▶ **PROVIDED ENTRIES**
## start
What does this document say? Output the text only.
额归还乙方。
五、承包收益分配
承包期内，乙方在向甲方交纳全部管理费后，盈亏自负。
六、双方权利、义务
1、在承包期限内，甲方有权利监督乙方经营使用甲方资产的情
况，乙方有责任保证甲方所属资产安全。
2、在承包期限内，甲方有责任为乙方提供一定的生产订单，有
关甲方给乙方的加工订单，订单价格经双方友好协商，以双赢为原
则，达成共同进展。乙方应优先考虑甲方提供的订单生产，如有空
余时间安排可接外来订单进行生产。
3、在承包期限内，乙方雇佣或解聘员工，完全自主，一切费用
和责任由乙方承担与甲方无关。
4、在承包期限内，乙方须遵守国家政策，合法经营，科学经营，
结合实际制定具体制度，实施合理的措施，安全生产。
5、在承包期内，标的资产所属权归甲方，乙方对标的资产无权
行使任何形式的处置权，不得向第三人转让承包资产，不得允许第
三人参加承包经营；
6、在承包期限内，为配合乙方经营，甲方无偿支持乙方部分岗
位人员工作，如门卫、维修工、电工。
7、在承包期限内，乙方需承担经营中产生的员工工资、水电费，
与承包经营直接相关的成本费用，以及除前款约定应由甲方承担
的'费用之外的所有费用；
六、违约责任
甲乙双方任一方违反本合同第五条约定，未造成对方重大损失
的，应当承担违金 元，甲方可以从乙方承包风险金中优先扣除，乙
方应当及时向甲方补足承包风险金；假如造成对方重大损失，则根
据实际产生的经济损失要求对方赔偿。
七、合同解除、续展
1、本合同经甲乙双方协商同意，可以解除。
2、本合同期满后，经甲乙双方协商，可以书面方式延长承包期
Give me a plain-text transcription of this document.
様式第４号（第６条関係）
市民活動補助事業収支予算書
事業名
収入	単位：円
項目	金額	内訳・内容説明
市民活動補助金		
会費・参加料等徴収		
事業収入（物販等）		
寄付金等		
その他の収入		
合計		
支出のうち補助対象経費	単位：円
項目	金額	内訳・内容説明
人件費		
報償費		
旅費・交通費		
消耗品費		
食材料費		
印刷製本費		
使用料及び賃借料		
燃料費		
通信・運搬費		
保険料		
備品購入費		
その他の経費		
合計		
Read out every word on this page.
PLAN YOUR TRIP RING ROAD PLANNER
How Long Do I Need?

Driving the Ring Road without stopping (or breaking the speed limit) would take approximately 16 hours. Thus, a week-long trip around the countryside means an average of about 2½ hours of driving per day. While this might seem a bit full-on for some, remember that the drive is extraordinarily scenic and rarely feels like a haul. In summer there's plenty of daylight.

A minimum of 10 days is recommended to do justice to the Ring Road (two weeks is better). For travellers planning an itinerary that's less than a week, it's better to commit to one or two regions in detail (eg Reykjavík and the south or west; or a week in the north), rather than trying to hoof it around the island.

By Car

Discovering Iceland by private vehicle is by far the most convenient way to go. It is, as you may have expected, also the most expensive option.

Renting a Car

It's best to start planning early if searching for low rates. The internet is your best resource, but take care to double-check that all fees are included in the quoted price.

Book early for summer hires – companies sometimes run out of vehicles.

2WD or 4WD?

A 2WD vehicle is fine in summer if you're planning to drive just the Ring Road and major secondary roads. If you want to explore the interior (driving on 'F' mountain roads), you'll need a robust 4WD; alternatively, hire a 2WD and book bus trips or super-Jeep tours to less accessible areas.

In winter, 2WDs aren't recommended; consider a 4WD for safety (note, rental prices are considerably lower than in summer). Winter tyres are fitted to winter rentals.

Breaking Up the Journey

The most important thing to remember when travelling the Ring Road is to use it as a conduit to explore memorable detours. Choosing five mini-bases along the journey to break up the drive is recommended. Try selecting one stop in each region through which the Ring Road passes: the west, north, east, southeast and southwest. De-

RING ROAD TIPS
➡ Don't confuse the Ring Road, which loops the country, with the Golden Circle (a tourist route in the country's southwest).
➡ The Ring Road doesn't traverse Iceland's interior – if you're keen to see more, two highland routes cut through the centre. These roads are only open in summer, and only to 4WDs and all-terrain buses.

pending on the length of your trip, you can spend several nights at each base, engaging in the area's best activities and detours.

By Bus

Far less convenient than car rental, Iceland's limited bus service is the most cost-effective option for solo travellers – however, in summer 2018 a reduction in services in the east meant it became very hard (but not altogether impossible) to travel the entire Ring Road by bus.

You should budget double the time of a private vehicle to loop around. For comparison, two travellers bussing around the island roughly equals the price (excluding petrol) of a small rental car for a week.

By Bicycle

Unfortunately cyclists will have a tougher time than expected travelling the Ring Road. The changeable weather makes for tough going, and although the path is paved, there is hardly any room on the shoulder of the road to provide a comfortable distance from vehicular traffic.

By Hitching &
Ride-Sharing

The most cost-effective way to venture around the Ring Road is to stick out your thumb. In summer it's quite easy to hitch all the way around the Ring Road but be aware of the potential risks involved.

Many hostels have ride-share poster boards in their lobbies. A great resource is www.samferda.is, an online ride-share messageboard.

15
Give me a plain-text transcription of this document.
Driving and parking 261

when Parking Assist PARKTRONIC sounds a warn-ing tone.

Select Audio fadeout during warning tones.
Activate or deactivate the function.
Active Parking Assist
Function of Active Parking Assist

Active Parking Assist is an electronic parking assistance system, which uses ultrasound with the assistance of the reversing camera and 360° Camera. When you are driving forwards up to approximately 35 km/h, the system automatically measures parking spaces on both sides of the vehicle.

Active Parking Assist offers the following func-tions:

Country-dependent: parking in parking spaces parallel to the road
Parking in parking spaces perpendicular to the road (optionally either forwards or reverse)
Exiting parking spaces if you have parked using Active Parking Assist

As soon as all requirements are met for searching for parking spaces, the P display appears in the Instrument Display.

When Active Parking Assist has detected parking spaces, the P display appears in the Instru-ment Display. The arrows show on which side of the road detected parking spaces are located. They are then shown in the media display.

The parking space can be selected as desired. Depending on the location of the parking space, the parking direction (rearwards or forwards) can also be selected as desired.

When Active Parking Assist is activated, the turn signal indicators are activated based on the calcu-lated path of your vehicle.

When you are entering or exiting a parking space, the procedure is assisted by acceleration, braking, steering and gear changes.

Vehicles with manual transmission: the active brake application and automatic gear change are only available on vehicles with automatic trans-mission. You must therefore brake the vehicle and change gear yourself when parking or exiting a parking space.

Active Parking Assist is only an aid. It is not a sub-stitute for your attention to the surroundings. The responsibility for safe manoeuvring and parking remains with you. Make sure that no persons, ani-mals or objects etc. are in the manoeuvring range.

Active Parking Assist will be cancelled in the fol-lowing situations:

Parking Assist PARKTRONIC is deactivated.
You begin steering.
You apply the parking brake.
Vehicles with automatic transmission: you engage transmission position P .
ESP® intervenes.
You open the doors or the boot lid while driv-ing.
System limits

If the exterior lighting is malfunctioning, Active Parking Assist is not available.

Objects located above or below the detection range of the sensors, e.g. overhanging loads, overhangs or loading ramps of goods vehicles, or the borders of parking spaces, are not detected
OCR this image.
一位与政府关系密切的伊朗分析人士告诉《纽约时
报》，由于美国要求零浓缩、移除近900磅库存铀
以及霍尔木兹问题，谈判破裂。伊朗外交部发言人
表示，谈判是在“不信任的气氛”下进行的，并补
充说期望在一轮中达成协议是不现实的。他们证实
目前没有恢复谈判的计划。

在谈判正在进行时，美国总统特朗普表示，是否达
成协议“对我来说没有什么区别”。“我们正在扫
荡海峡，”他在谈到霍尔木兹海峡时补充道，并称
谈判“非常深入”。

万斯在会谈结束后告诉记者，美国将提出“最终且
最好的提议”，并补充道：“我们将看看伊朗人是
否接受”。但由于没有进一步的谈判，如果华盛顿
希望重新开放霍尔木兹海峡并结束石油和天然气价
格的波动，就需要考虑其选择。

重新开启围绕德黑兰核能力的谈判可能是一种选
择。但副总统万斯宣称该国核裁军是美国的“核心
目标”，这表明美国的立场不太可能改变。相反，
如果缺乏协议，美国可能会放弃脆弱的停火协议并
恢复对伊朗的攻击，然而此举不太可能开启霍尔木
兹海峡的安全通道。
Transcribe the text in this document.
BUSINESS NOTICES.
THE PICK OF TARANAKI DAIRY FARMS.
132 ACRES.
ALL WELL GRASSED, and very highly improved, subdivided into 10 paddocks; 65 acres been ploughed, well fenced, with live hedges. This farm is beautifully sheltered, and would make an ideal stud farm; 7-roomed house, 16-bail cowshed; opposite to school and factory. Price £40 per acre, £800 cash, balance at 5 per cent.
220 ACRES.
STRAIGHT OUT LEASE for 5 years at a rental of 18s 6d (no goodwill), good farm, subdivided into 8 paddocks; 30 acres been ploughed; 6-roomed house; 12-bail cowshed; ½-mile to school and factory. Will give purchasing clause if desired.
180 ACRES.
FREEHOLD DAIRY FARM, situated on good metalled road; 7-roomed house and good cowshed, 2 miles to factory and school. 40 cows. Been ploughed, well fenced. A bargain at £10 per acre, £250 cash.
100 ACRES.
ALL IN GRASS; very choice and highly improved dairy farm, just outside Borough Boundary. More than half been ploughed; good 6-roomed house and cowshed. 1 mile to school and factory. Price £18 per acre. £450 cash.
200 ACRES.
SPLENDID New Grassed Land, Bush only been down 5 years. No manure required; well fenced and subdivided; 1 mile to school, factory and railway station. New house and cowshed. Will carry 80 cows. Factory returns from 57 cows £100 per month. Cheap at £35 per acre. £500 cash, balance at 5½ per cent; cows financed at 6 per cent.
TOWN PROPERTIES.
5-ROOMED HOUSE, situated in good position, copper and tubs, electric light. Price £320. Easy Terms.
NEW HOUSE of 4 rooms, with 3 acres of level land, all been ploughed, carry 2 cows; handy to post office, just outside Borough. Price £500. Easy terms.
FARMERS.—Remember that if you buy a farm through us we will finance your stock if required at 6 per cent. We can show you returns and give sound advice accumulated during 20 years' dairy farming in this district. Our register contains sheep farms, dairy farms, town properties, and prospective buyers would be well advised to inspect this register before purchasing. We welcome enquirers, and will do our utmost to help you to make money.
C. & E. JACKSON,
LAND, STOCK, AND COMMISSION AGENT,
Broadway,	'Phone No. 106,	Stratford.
## end
▶ **TASK PROMPT**
Exactly how many lines of the material contain the word "roads"? Write the number alone.

▶ **SOLUTION FOR THIS EXERCISE**
2